» **Data records**
════════════════════

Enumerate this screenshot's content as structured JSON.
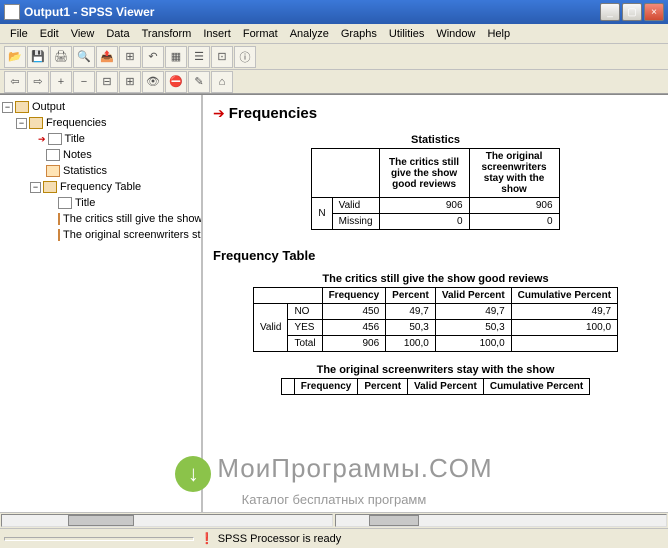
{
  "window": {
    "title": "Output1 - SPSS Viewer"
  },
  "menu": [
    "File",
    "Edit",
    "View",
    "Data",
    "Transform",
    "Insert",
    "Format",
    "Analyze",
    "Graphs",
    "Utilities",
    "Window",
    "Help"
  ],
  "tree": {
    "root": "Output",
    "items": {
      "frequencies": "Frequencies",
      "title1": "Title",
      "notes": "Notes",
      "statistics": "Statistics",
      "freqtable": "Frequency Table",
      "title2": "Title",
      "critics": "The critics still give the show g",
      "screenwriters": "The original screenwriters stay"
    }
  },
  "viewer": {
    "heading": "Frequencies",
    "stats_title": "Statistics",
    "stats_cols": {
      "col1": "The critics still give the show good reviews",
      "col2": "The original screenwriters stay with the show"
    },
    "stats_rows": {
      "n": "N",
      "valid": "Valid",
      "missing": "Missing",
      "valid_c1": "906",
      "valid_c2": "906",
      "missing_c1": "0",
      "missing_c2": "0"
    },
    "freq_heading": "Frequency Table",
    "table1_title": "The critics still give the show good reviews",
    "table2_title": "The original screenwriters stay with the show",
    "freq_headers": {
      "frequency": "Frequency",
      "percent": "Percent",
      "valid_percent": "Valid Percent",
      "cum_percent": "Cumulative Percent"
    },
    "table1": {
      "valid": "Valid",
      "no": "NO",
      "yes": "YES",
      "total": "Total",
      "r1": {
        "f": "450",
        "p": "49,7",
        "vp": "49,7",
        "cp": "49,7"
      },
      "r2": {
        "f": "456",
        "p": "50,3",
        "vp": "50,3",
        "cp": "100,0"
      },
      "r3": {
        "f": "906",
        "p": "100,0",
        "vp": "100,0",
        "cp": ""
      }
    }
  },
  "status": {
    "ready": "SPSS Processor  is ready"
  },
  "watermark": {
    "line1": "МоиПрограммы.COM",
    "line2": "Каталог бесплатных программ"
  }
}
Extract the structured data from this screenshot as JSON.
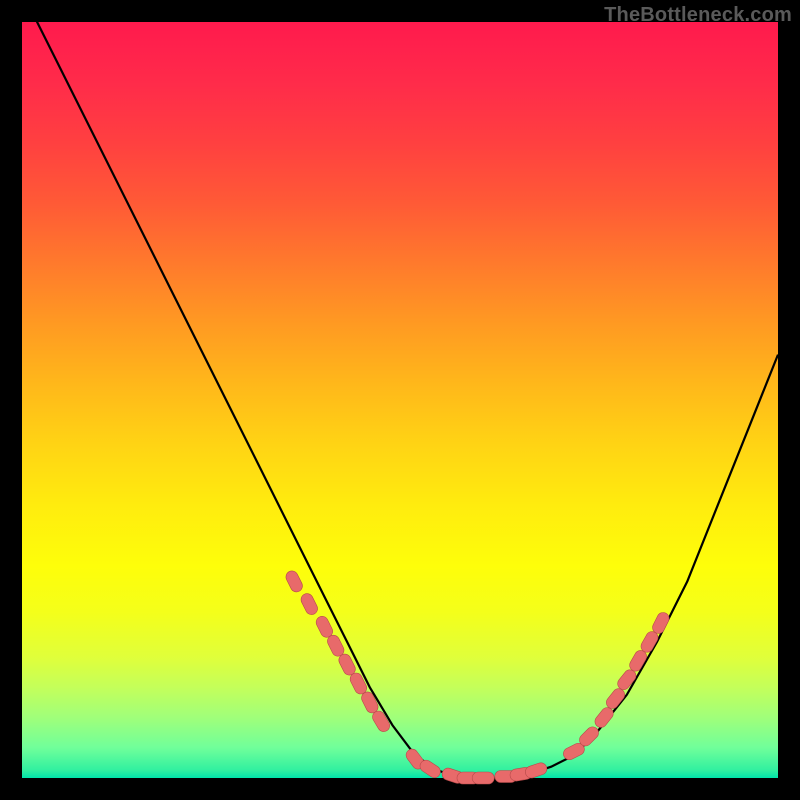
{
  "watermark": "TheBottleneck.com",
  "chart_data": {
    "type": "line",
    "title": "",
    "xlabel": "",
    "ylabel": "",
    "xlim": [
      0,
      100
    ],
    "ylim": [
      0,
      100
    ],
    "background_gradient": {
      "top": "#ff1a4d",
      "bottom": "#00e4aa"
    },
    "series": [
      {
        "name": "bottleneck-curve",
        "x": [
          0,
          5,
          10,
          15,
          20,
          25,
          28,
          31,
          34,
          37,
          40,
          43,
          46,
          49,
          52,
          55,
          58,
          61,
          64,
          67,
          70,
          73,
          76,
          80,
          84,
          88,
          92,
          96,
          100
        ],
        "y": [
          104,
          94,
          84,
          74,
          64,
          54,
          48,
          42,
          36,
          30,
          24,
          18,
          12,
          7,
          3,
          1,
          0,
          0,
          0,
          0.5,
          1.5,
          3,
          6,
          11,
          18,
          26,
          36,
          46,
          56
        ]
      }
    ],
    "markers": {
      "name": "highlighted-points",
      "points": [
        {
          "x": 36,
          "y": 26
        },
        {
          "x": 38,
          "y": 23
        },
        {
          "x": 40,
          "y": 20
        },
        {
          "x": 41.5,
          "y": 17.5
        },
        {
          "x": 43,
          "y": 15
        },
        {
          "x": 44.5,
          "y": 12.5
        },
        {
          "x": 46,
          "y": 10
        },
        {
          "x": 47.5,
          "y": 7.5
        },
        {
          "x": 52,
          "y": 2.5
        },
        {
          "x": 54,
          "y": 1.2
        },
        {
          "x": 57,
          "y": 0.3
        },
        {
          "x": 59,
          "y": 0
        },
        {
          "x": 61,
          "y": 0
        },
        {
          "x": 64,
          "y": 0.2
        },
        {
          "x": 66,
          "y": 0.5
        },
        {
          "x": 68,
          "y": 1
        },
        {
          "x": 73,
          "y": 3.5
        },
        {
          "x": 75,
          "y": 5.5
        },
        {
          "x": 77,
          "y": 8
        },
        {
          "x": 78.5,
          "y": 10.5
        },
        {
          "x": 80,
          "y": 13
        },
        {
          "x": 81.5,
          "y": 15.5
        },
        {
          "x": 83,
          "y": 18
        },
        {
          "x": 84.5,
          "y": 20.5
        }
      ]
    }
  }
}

════════════════════

» **Task**
Quote the material exactly. Pictures stay out.

» **Solution for this task**
Enumerate this screenshot's content as structured JSON.
{
  "window": {
    "title": "Output1 - SPSS Viewer"
  },
  "menu": [
    "File",
    "Edit",
    "View",
    "Data",
    "Transform",
    "Insert",
    "Format",
    "Analyze",
    "Graphs",
    "Utilities",
    "Window",
    "Help"
  ],
  "tree": {
    "root": "Output",
    "items": {
      "frequencies": "Frequencies",
      "title1": "Title",
      "notes": "Notes",
      "statistics": "Statistics",
      "freqtable": "Frequency Table",
      "title2": "Title",
      "critics": "The critics still give the show g",
      "screenwriters": "The original screenwriters stay"
    }
  },
  "viewer": {
    "heading": "Frequencies",
    "stats_title": "Statistics",
    "stats_cols": {
      "col1": "The critics still give the show good reviews",
      "col2": "The original screenwriters stay with the show"
    },
    "stats_rows": {
      "n": "N",
      "valid": "Valid",
      "missing": "Missing",
      "valid_c1": "906",
      "valid_c2": "906",
      "missing_c1": "0",
      "missing_c2": "0"
    },
    "freq_heading": "Frequency Table",
    "table1_title": "The critics still give the show good reviews",
    "table2_title": "The original screenwriters stay with the show",
    "freq_headers": {
      "frequency": "Frequency",
      "percent": "Percent",
      "valid_percent": "Valid Percent",
      "cum_percent": "Cumulative Percent"
    },
    "table1": {
      "valid": "Valid",
      "no": "NO",
      "yes": "YES",
      "total": "Total",
      "r1": {
        "f": "450",
        "p": "49,7",
        "vp": "49,7",
        "cp": "49,7"
      },
      "r2": {
        "f": "456",
        "p": "50,3",
        "vp": "50,3",
        "cp": "100,0"
      },
      "r3": {
        "f": "906",
        "p": "100,0",
        "vp": "100,0",
        "cp": ""
      }
    }
  },
  "status": {
    "ready": "SPSS Processor  is ready"
  },
  "watermark": {
    "line1": "МоиПрограммы.COM",
    "line2": "Каталог бесплатных программ"
  }
}
Extract the structured data from this screenshot as JSON.
{
  "watermark": "TheBottleneck.com",
  "chart_data": {
    "type": "line",
    "title": "",
    "xlabel": "",
    "ylabel": "",
    "xlim": [
      0,
      100
    ],
    "ylim": [
      0,
      100
    ],
    "background_gradient": {
      "top": "#ff1a4d",
      "bottom": "#00e4aa"
    },
    "series": [
      {
        "name": "bottleneck-curve",
        "x": [
          0,
          5,
          10,
          15,
          20,
          25,
          28,
          31,
          34,
          37,
          40,
          43,
          46,
          49,
          52,
          55,
          58,
          61,
          64,
          67,
          70,
          73,
          76,
          80,
          84,
          88,
          92,
          96,
          100
        ],
        "y": [
          104,
          94,
          84,
          74,
          64,
          54,
          48,
          42,
          36,
          30,
          24,
          18,
          12,
          7,
          3,
          1,
          0,
          0,
          0,
          0.5,
          1.5,
          3,
          6,
          11,
          18,
          26,
          36,
          46,
          56
        ]
      }
    ],
    "markers": {
      "name": "highlighted-points",
      "points": [
        {
          "x": 36,
          "y": 26
        },
        {
          "x": 38,
          "y": 23
        },
        {
          "x": 40,
          "y": 20
        },
        {
          "x": 41.5,
          "y": 17.5
        },
        {
          "x": 43,
          "y": 15
        },
        {
          "x": 44.5,
          "y": 12.5
        },
        {
          "x": 46,
          "y": 10
        },
        {
          "x": 47.5,
          "y": 7.5
        },
        {
          "x": 52,
          "y": 2.5
        },
        {
          "x": 54,
          "y": 1.2
        },
        {
          "x": 57,
          "y": 0.3
        },
        {
          "x": 59,
          "y": 0
        },
        {
          "x": 61,
          "y": 0
        },
        {
          "x": 64,
          "y": 0.2
        },
        {
          "x": 66,
          "y": 0.5
        },
        {
          "x": 68,
          "y": 1
        },
        {
          "x": 73,
          "y": 3.5
        },
        {
          "x": 75,
          "y": 5.5
        },
        {
          "x": 77,
          "y": 8
        },
        {
          "x": 78.5,
          "y": 10.5
        },
        {
          "x": 80,
          "y": 13
        },
        {
          "x": 81.5,
          "y": 15.5
        },
        {
          "x": 83,
          "y": 18
        },
        {
          "x": 84.5,
          "y": 20.5
        }
      ]
    }
  }
}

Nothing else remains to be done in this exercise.